Exercise goal :: Update the stretch from the line containing "790, 146, 829]" through the line containing "source-text-1: North America", replacing "rig-count-line" with "rig-count-trace" and leaving everything else unchanged. Return only those lines.
======== Record extracts
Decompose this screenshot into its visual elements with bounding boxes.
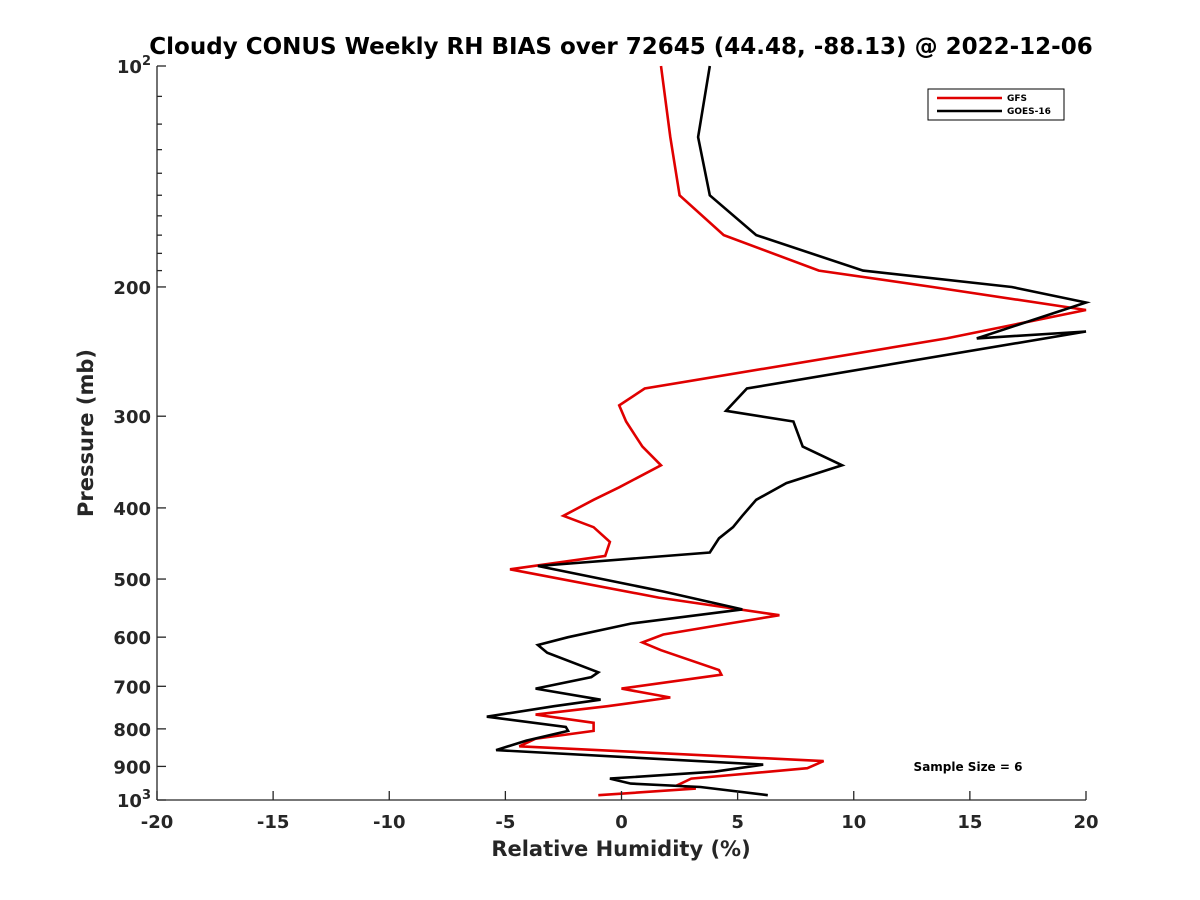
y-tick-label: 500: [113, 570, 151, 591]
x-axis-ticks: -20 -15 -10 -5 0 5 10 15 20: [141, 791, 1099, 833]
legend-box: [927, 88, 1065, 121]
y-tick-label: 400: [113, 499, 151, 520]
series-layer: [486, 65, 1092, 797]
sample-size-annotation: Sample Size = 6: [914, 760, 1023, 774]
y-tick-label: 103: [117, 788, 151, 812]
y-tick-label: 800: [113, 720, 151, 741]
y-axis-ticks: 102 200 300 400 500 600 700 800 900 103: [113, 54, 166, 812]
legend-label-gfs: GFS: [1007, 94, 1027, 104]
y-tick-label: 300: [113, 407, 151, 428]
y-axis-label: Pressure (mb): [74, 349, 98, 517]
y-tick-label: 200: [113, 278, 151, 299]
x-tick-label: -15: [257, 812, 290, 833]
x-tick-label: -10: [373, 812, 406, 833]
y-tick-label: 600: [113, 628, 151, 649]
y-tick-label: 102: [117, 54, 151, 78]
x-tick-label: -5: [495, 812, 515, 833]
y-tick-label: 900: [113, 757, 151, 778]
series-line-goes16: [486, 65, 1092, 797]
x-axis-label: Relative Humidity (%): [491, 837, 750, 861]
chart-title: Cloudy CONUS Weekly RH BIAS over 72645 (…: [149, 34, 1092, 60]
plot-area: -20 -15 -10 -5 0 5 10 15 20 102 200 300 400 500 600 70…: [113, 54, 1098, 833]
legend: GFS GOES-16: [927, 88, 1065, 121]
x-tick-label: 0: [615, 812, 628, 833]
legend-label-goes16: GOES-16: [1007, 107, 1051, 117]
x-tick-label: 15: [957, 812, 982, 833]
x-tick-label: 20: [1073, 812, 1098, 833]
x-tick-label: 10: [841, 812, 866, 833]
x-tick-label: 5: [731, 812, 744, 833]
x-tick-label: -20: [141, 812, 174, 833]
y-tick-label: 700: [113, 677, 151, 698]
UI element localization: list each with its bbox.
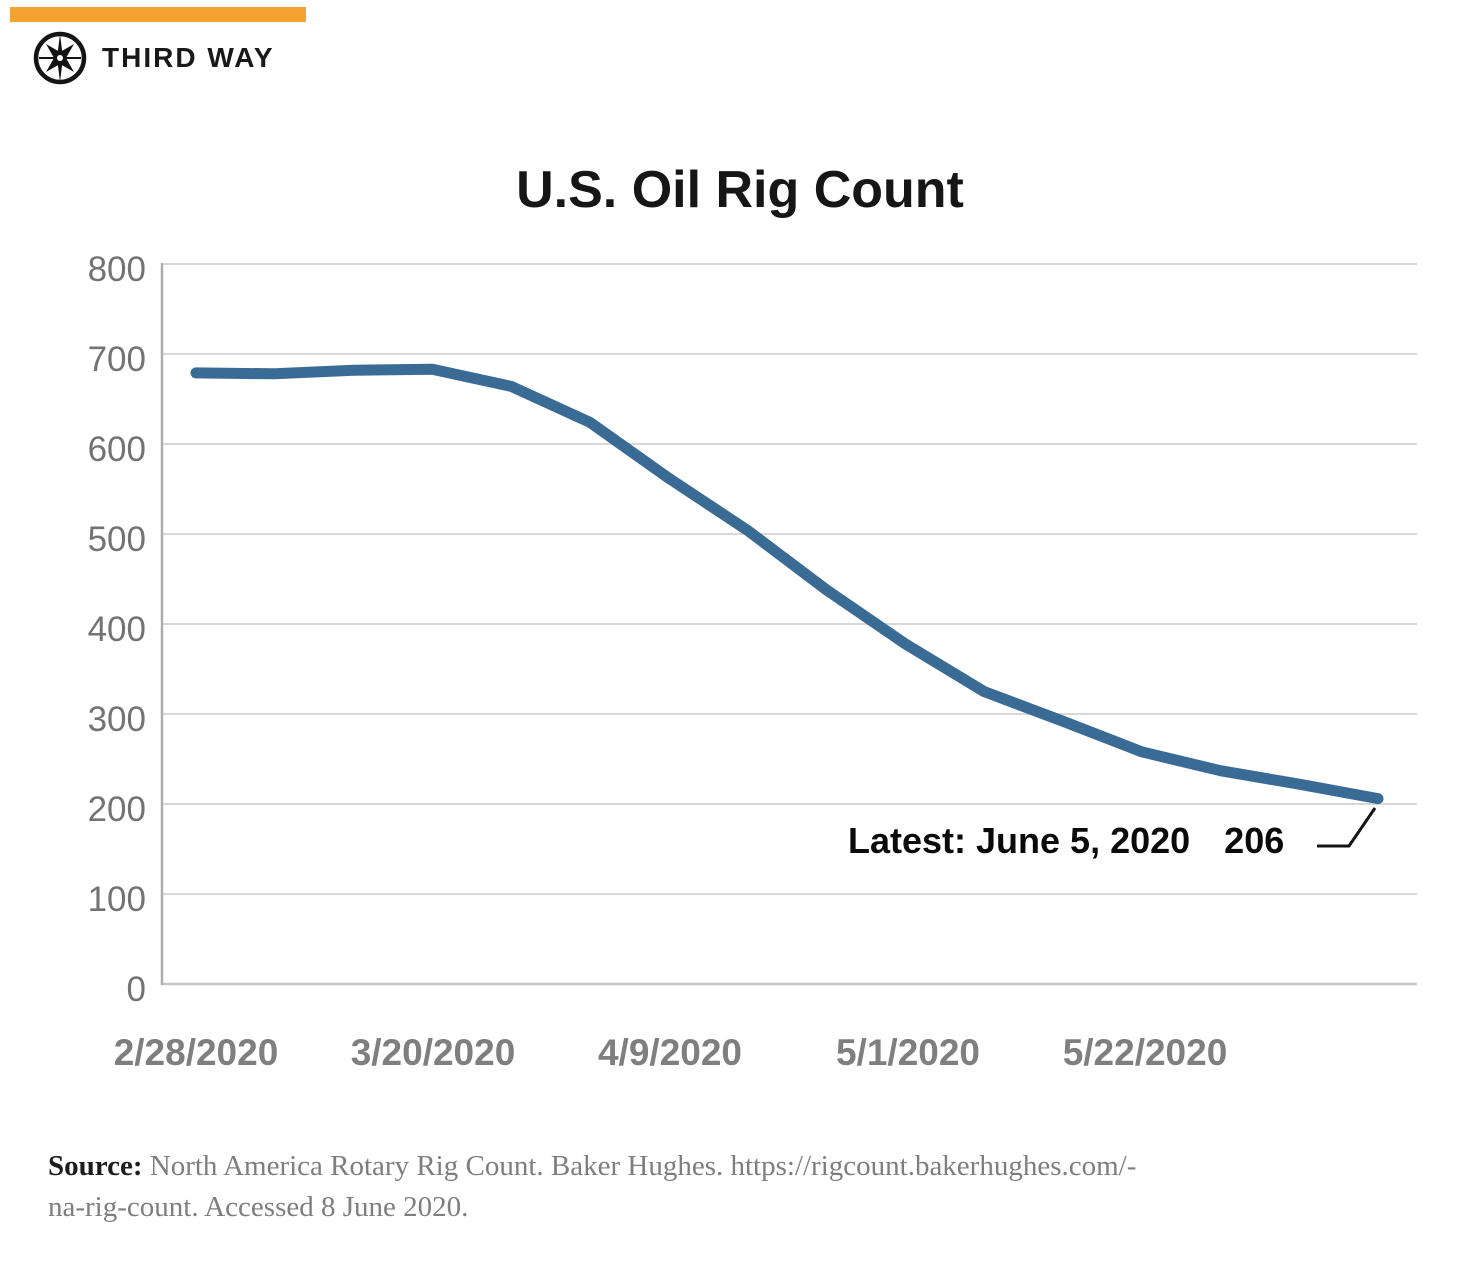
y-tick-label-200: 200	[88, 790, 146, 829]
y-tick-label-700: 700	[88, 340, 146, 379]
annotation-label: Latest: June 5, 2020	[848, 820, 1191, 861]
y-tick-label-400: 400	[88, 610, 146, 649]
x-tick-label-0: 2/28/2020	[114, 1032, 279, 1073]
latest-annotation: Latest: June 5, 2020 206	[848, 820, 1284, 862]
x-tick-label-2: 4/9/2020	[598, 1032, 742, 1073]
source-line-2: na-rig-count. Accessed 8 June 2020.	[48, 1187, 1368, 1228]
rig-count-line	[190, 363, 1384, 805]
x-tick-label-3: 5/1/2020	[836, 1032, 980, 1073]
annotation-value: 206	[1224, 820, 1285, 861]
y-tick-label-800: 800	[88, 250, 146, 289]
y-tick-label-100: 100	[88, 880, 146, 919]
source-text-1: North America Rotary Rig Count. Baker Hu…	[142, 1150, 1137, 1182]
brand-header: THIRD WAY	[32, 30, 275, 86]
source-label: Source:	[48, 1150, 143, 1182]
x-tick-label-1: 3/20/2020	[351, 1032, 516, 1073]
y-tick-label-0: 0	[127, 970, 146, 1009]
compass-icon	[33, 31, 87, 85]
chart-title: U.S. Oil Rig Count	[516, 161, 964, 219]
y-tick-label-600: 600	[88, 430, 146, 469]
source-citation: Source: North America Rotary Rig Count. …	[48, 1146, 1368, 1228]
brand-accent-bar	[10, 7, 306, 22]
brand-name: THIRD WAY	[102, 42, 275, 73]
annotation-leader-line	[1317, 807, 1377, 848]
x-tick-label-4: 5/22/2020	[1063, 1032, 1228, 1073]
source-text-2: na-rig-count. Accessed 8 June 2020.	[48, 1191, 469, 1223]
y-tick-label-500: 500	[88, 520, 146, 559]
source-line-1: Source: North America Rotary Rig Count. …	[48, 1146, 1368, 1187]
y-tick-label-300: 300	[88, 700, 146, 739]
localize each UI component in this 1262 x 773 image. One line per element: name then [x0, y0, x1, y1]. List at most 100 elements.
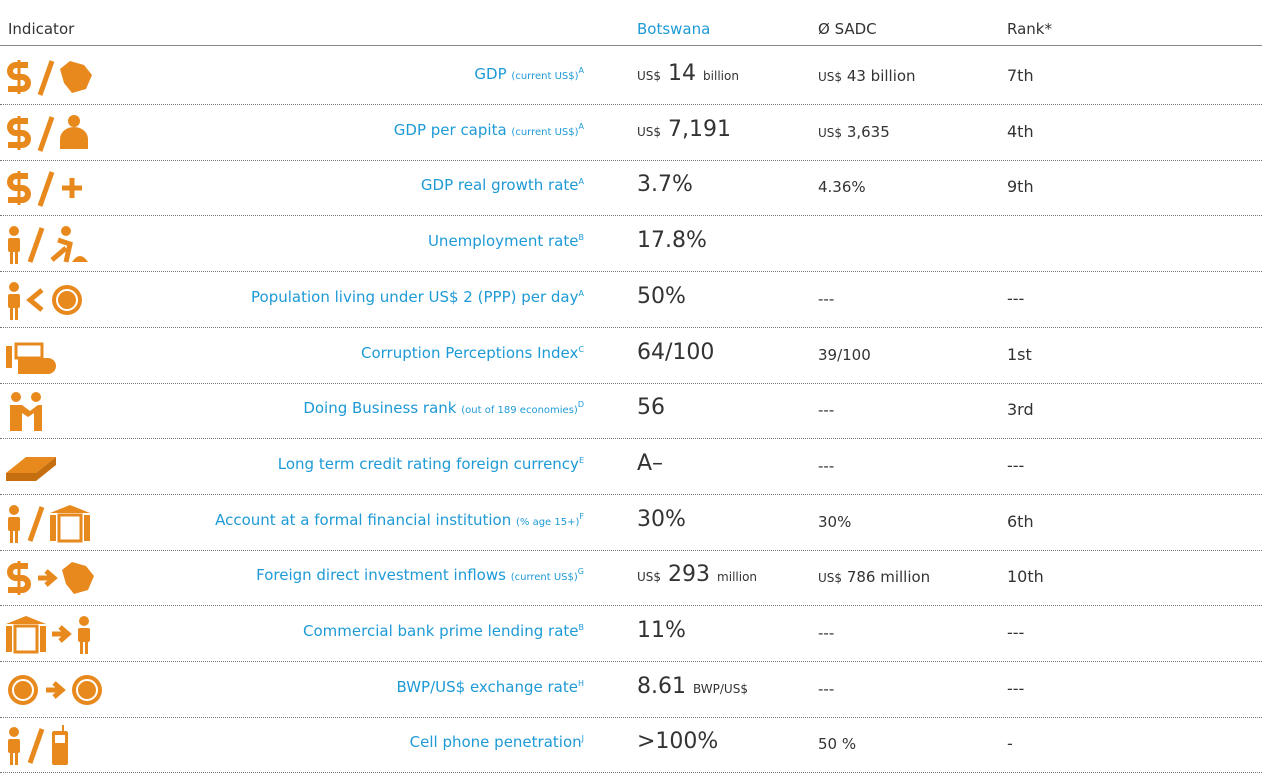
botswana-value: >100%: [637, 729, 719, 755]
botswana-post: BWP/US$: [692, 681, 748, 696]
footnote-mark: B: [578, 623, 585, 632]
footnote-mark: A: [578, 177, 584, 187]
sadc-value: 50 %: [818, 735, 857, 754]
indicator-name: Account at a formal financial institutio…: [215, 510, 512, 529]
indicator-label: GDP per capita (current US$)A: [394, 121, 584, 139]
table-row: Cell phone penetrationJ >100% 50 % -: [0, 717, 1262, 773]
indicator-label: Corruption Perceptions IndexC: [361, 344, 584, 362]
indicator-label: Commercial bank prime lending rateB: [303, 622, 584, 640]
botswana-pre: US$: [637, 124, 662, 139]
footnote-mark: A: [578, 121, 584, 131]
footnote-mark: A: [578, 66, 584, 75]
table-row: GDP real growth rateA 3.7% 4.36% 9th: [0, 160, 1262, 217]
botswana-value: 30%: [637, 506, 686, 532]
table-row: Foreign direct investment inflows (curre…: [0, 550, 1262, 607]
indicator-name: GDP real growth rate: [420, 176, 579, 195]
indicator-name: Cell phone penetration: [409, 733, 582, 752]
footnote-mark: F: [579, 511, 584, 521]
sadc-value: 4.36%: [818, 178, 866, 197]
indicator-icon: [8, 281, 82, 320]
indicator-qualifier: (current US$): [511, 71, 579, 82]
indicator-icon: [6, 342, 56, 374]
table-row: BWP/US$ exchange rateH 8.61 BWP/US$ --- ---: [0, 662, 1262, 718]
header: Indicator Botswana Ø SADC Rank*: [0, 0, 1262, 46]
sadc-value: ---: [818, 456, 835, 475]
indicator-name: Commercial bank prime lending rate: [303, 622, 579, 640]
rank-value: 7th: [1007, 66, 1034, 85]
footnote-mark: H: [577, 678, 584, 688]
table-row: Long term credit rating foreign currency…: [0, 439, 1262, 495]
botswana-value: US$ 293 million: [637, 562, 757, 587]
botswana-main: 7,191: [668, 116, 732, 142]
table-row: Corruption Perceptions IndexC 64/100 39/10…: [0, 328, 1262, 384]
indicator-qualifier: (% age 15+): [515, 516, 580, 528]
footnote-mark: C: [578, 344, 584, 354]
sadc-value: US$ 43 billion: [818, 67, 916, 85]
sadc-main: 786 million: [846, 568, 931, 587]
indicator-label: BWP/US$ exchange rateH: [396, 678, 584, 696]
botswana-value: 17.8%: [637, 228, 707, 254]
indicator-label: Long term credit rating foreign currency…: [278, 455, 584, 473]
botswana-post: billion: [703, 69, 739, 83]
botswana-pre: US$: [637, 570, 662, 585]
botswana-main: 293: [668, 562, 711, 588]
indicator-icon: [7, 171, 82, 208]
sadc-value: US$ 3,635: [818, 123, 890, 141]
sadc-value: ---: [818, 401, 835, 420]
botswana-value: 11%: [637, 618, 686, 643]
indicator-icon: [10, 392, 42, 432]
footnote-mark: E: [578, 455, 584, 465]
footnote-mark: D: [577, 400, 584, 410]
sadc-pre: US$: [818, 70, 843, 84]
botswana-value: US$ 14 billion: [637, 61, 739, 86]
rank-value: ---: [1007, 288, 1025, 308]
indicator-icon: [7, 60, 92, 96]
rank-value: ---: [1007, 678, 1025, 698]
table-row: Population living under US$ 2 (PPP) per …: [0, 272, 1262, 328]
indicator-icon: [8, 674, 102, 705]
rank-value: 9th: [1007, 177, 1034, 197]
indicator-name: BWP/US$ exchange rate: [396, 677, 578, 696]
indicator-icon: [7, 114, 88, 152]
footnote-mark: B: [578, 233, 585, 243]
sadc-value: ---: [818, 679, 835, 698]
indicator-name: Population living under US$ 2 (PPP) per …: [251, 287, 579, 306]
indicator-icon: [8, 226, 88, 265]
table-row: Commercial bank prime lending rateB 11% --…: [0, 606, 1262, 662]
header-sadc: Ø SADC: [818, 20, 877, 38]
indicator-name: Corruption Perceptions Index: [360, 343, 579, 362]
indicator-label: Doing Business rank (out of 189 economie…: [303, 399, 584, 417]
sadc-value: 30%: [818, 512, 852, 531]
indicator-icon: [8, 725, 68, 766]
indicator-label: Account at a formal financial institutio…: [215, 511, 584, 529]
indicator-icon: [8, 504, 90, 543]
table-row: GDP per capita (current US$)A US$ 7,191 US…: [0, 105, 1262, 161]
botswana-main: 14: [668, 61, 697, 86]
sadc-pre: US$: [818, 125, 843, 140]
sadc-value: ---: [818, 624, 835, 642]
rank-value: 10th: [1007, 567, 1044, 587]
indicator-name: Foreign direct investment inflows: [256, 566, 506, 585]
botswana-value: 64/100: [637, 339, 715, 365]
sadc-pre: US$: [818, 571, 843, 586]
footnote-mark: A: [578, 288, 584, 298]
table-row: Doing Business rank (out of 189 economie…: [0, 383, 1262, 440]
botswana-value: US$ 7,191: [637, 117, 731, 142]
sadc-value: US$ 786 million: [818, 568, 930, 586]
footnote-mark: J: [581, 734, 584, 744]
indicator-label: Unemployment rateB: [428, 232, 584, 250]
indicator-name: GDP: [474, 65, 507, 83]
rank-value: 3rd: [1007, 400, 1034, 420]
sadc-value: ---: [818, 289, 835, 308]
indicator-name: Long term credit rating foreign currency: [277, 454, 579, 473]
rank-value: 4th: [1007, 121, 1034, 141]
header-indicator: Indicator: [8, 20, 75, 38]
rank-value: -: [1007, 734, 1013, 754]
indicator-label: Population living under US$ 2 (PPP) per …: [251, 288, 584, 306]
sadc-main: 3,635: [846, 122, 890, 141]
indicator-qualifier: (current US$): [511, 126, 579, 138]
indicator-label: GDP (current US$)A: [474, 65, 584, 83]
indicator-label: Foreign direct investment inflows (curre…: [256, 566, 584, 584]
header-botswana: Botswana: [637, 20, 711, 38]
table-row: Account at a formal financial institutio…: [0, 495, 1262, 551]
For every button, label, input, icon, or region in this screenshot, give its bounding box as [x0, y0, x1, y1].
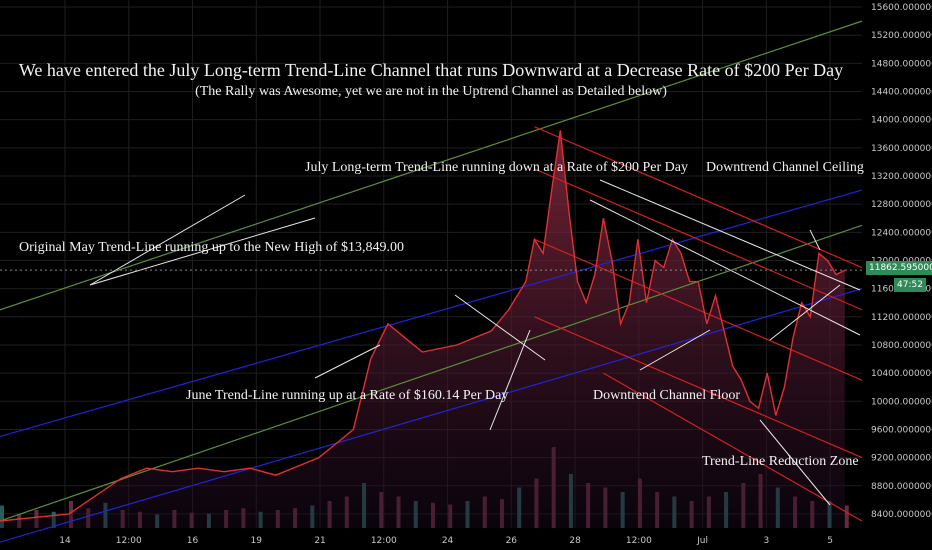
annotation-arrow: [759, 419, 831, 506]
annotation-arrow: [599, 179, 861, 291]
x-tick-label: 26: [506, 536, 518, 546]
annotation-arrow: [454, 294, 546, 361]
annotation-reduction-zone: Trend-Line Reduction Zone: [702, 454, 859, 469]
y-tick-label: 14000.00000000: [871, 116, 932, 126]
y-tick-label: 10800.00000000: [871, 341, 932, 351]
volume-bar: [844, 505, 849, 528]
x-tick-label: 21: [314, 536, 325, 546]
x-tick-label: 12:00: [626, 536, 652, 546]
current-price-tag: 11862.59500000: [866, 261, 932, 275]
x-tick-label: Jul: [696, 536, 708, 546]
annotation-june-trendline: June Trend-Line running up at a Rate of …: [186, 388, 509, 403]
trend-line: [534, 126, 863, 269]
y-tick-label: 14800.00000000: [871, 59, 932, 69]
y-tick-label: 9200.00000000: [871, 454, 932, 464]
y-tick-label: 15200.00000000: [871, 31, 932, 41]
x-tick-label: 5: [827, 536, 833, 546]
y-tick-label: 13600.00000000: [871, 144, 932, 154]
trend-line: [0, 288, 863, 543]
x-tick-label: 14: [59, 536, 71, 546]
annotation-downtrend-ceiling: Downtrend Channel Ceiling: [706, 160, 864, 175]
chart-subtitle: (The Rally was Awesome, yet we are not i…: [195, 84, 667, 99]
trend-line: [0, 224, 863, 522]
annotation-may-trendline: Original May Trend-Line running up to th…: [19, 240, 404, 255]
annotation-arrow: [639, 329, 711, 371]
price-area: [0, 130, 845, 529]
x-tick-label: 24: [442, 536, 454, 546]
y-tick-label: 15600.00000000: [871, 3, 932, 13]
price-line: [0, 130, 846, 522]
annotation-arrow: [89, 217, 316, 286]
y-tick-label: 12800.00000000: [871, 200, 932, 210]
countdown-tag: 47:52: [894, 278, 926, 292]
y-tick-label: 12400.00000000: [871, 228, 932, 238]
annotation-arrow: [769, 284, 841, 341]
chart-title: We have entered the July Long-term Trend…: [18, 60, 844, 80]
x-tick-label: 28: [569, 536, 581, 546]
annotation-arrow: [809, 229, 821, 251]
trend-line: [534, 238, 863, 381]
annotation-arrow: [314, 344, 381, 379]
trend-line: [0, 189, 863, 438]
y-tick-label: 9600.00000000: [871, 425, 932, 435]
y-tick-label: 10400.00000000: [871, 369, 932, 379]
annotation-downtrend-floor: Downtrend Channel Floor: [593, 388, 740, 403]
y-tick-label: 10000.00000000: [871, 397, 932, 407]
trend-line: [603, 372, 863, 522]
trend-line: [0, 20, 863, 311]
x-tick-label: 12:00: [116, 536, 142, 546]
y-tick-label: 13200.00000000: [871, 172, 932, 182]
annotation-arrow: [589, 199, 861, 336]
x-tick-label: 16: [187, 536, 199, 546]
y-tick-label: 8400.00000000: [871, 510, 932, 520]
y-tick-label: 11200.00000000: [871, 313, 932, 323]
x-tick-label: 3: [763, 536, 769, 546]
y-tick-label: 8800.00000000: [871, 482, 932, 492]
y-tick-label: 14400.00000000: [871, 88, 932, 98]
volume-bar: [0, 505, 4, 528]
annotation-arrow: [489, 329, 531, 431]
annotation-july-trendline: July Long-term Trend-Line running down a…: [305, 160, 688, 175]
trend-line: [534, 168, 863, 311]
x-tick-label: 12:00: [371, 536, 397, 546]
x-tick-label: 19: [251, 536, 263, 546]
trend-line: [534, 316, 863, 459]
================
Task result ::
y-tick-label-200: 200	[88, 790, 146, 829]
y-tick-label-700: 700	[88, 340, 146, 379]
annotation-label: Latest: June 5, 2020	[848, 820, 1191, 861]
y-tick-label-400: 400	[88, 610, 146, 649]
x-tick-label-0: 2/28/2020	[114, 1032, 279, 1073]
latest-annotation: Latest: June 5, 2020 206	[848, 820, 1284, 862]
x-tick-label-2: 4/9/2020	[598, 1032, 742, 1073]
source-line-2: na-rig-count. Accessed 8 June 2020.	[48, 1187, 1368, 1228]
rig-count-trace	[190, 363, 1384, 805]
x-tick-label-3: 5/1/2020	[836, 1032, 980, 1073]
annotation-value: 206	[1224, 820, 1285, 861]
y-tick-label-800: 800	[88, 250, 146, 289]
y-tick-label-100: 100	[88, 880, 146, 919]
source-text-1: North America Rotary Rig Count. Baker Hu…	[142, 1150, 1137, 1182]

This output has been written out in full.